## What is required
Output each line exactly as it appears, skipping any embedded picture.

### Data section

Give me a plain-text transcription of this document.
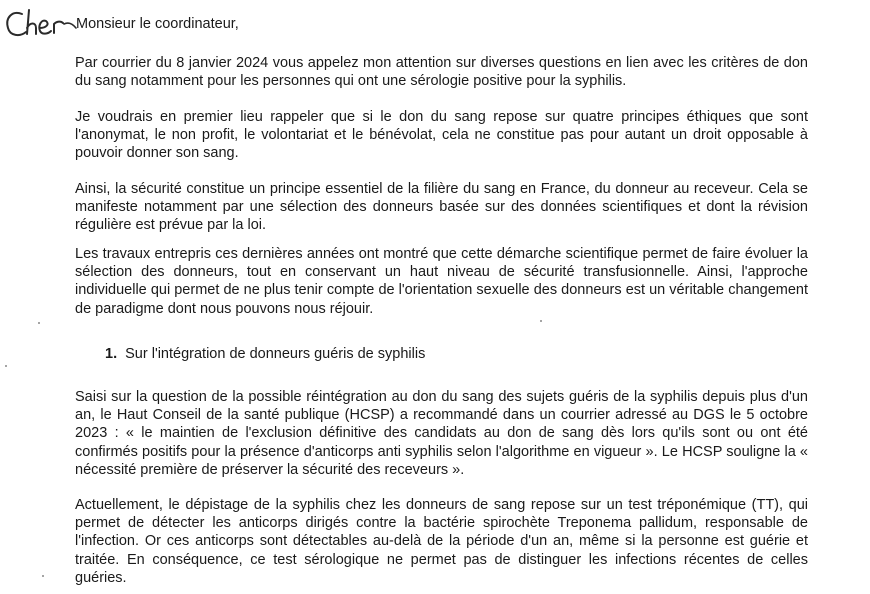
Monsieur le coordinateur,

Par courrier du 8 janvier 2024 vous appelez mon attention sur diverses questions en lien avec les critères de don du sang notamment pour les personnes qui ont une sérologie positive pour la syphilis.

Je voudrais en premier lieu rappeler que si le don du sang repose sur quatre principes éthiques que sont l'anonymat, le non profit, le volontariat et le bénévolat, cela ne constitue pas pour autant un droit opposable à pouvoir donner son sang.

Ainsi, la sécurité constitue un principe essentiel de la filière du sang en France, du donneur au receveur. Cela se manifeste notamment par une sélection des donneurs basée sur des données scientifiques et dont la révision régulière est prévue par la loi.

Les travaux entrepris ces dernières années ont montré que cette démarche scientifique permet de faire évoluer la sélection des donneurs, tout en conservant un haut niveau de sécurité transfusionnelle. Ainsi, l'approche individuelle qui permet de ne plus tenir compte de l'orientation sexuelle des donneurs est un véritable changement de paradigme dont nous pouvons nous réjouir.

1. Sur l'intégration de donneurs guéris de syphilis

Saisi sur la question de la possible réintégration au don du sang des sujets guéris de la syphilis depuis plus d'un an, le Haut Conseil de la santé publique (HCSP) a recommandé dans un courrier adressé au DGS le 5 octobre 2023 : « le maintien de l'exclusion définitive des candidats au don de sang dès lors qu'ils sont ou ont été confirmés positifs pour la présence d'anticorps anti syphilis selon l'algorithme en vigueur ». Le HCSP souligne la « nécessité première de préserver la sécurité des receveurs ».

Actuellement, le dépistage de la syphilis chez les donneurs de sang repose sur un test tréponémique (TT), qui permet de détecter les anticorps dirigés contre la bactérie spirochète Treponema pallidum, responsable de l'infection. Or ces anticorps sont détectables au-delà de la période d'un an, même si la personne est guérie et traitée. En conséquence, ce test sérologique ne permet pas de distinguer les infections récentes de celles guéries.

######

## Solved problem
Give me a plain-text transcription of this document.
Monsieur le coordinateur,

Par courrier du 8 janvier 2024 vous appelez mon attention sur diverses questions en lien avec les critères de don du sang notamment pour les personnes qui ont une sérologie positive pour la syphilis.

Je voudrais en premier lieu rappeler que si le don du sang repose sur quatre principes éthiques que sont l'anonymat, le non profit, le volontariat et le bénévolat, cela ne constitue pas pour autant un droit opposable à pouvoir donner son sang.

Ainsi, la sécurité constitue un principe essentiel de la filière du sang en France, du donneur au receveur. Cela se manifeste notamment par une sélection des donneurs basée sur des données scientifiques et dont la révision régulière est prévue par la loi.

Les travaux entrepris ces dernières années ont montré que cette démarche scientifique permet de faire évoluer la sélection des donneurs, tout en conservant un haut niveau de sécurité transfusionnelle. Ainsi, l'approche individuelle qui permet de ne plus tenir compte de l'orientation sexuelle des donneurs est un véritable changement de paradigme dont nous pouvons nous réjouir.

1. Sur l'intégration de donneurs guéris de syphilis

Saisi sur la question de la possible réintégration au don du sang des sujets guéris de la syphilis depuis plus d'un an, le Haut Conseil de la santé publique (HCSP) a recommandé dans un courrier adressé au DGS le 5 octobre 2023 : « le maintien de l'exclusion définitive des candidats au don de sang dès lors qu'ils sont ou ont été confirmés positifs pour la présence d'anticorps anti syphilis selon l'algorithme en vigueur ». Le HCSP souligne la « nécessité première de préserver la sécurité des receveurs ».

Actuellement, le dépistage de la syphilis chez les donneurs de sang repose sur un test tréponémique (TT), qui permet de détecter les anticorps dirigés contre la bactérie spirochète Treponema pallidum, responsable de l'infection. Or ces anticorps sont détectables au-delà de la période d'un an, même si la personne est guérie et traitée. En conséquence, ce test sérologique ne permet pas de distinguer les infections récentes de celles guéries.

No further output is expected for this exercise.